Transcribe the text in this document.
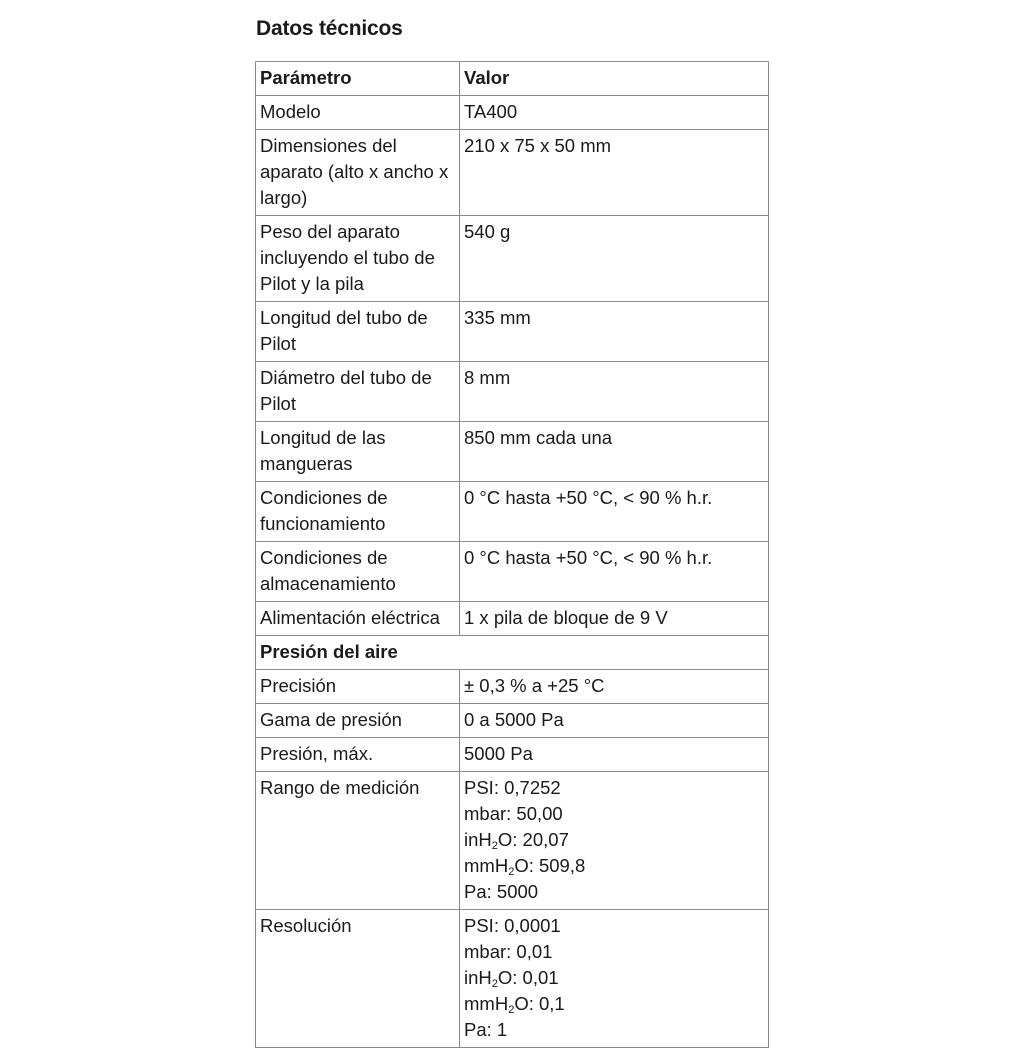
Datos técnicos
Parámetro	Valor
Modelo	TA400
Dimensiones del aparato (alto x ancho x largo)	210 x 75 x 50 mm
Peso del aparato incluyendo el tubo de Pilot y la pila	540 g
Longitud del tubo de Pilot	335 mm
Diámetro del tubo de Pilot	8 mm
Longitud de las mangueras	850 mm cada una
Condiciones de funcionamiento	0 °C hasta +50 °C, < 90 % h.r.
Condiciones de almacenamiento	0 °C hasta +50 °C, < 90 % h.r.
Alimentación eléctrica	1 x pila de bloque de 9 V
Presión del aire	
Precisión	± 0,3 % a +25 °C
Gama de presión	0 a 5000 Pa
Presión, máx.	5000 Pa
Rango de medición	PSI: 0,7252
mbar: 50,00
inH$_2$O: 20,07
mmH$_2$O: 509,8
Pa: 5000

Resolución	PSI: 0,0001
mbar: 0,01
inH$_2$O: 0,01
mmH$_2$O: 0,1
Pa: 1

=-=-=-=-=

=== Directions for this task ===
Within the material above, find the lines that contain the word "Longitud"; copy them.

=== Output of the task ===
Longitud del tubo de Pilot	335 mm
Longitud de las mangueras	850 mm cada una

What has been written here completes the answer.